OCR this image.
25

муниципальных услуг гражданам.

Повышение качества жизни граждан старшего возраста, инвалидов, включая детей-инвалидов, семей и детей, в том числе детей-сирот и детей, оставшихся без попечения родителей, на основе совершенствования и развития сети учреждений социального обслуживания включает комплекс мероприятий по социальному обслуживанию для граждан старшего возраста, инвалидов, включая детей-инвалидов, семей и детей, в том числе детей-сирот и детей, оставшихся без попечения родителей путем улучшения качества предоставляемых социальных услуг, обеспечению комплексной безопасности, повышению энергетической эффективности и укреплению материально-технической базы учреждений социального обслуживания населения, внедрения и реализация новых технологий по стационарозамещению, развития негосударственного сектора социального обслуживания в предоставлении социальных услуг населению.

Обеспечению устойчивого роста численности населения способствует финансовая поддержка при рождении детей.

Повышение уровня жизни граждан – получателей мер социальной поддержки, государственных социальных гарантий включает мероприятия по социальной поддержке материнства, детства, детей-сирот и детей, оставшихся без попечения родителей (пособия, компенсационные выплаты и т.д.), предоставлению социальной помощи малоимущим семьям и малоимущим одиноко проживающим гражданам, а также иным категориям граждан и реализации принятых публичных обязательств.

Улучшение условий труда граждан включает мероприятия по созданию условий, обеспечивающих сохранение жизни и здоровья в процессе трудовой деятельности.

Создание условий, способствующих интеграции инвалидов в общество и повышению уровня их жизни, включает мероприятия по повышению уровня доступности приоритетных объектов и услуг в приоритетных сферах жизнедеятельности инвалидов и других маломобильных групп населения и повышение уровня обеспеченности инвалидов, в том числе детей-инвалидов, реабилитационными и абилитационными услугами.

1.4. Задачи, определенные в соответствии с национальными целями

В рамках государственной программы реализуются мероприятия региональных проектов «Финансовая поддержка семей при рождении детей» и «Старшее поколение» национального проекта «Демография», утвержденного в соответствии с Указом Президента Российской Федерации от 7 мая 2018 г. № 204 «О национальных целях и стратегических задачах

- **Exercise directions**:
Extract each record, keeping it identical to the original.

- **Task response**:
OCR this image.
25

муниципальных услуг гражданам.

Повышение качества жизни граждан старшего возраста, инвалидов, включая детей-инвалидов, семей и детей, в том числе детей-сирот и детей, оставшихся без попечения родителей, на основе совершенствования и развития сети учреждений социального обслуживания включает комплекс мероприятий по социальному обслуживанию для граждан старшего возраста, инвалидов, включая детей-инвалидов, семей и детей, в том числе детей-сирот и детей, оставшихся без попечения родителей путем улучшения качества предоставляемых социальных услуг, обеспечению комплексной безопасности, повышению энергетической эффективности и укреплению материально-технической базы учреждений социального обслуживания населения, внедрения и реализация новых технологий по стационарозамещению, развития негосударственного сектора социального обслуживания в предоставлении социальных услуг населению.

Обеспечению устойчивого роста численности населения способствует финансовая поддержка при рождении детей.

Повышение уровня жизни граждан – получателей мер социальной поддержки, государственных социальных гарантий включает мероприятия по социальной поддержке материнства, детства, детей-сирот и детей, оставшихся без попечения родителей (пособия, компенсационные выплаты и т.д.), предоставлению социальной помощи малоимущим семьям и малоимущим одиноко проживающим гражданам, а также иным категориям граждан и реализации принятых публичных обязательств.

Улучшение условий труда граждан включает мероприятия по созданию условий, обеспечивающих сохранение жизни и здоровья в процессе трудовой деятельности.

Создание условий, способствующих интеграции инвалидов в общество и повышению уровня их жизни, включает мероприятия по повышению уровня доступности приоритетных объектов и услуг в приоритетных сферах жизнедеятельности инвалидов и других маломобильных групп населения и повышение уровня обеспеченности инвалидов, в том числе детей-инвалидов, реабилитационными и абилитационными услугами.

1.4. Задачи, определенные в соответствии с национальными целями

В рамках государственной программы реализуются мероприятия региональных проектов «Финансовая поддержка семей при рождении детей» и «Старшее поколение» национального проекта «Демография», утвержденного в соответствии с Указом Президента Российской Федерации от 7 мая 2018 г. № 204 «О национальных целях и стратегических задачах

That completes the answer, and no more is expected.